REQUIREMENT = Could you give the data below again, exactly and completely?

Records contained in a dataset =
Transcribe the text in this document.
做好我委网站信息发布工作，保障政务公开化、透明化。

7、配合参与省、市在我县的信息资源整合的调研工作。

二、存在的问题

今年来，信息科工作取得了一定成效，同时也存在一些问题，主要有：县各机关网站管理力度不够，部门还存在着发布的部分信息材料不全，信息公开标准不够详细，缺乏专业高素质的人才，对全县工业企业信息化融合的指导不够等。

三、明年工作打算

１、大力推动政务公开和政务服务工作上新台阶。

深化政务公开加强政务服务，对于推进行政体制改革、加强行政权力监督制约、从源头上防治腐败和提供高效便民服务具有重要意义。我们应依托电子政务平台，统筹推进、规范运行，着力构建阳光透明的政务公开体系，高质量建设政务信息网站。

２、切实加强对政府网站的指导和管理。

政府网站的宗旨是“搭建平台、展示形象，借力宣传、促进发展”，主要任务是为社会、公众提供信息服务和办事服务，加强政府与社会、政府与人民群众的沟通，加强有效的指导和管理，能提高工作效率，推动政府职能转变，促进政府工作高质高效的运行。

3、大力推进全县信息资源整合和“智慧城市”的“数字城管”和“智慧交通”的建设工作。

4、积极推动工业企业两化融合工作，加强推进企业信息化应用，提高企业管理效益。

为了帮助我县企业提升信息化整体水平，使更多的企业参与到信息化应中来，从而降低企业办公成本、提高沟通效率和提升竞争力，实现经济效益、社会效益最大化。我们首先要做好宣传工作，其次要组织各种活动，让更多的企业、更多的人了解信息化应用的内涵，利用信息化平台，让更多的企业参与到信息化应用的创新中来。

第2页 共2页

OUTPUT OF THE TASK =
Transcribe the text in this document.
做好我委网站信息发布工作，保障政务公开化、透明化。

7、配合参与省、市在我县的信息资源整合的调研工作。

二、存在的问题

今年来，信息科工作取得了一定成效，同时也存在一些问题，主要有：县各机关网站管理力度不够，部门还存在着发布的部分信息材料不全，信息公开标准不够详细，缺乏专业高素质的人才，对全县工业企业信息化融合的指导不够等。

三、明年工作打算

１、大力推动政务公开和政务服务工作上新台阶。

深化政务公开加强政务服务，对于推进行政体制改革、加强行政权力监督制约、从源头上防治腐败和提供高效便民服务具有重要意义。我们应依托电子政务平台，统筹推进、规范运行，着力构建阳光透明的政务公开体系，高质量建设政务信息网站。

２、切实加强对政府网站的指导和管理。

政府网站的宗旨是“搭建平台、展示形象，借力宣传、促进发展”，主要任务是为社会、公众提供信息服务和办事服务，加强政府与社会、政府与人民群众的沟通，加强有效的指导和管理，能提高工作效率，推动政府职能转变，促进政府工作高质高效的运行。

3、大力推进全县信息资源整合和“智慧城市”的“数字城管”和“智慧交通”的建设工作。

4、积极推动工业企业两化融合工作，加强推进企业信息化应用，提高企业管理效益。

为了帮助我县企业提升信息化整体水平，使更多的企业参与到信息化应中来，从而降低企业办公成本、提高沟通效率和提升竞争力，实现经济效益、社会效益最大化。我们首先要做好宣传工作，其次要组织各种活动，让更多的企业、更多的人了解信息化应用的内涵，利用信息化平台，让更多的企业参与到信息化应用的创新中来。

第2页 共2页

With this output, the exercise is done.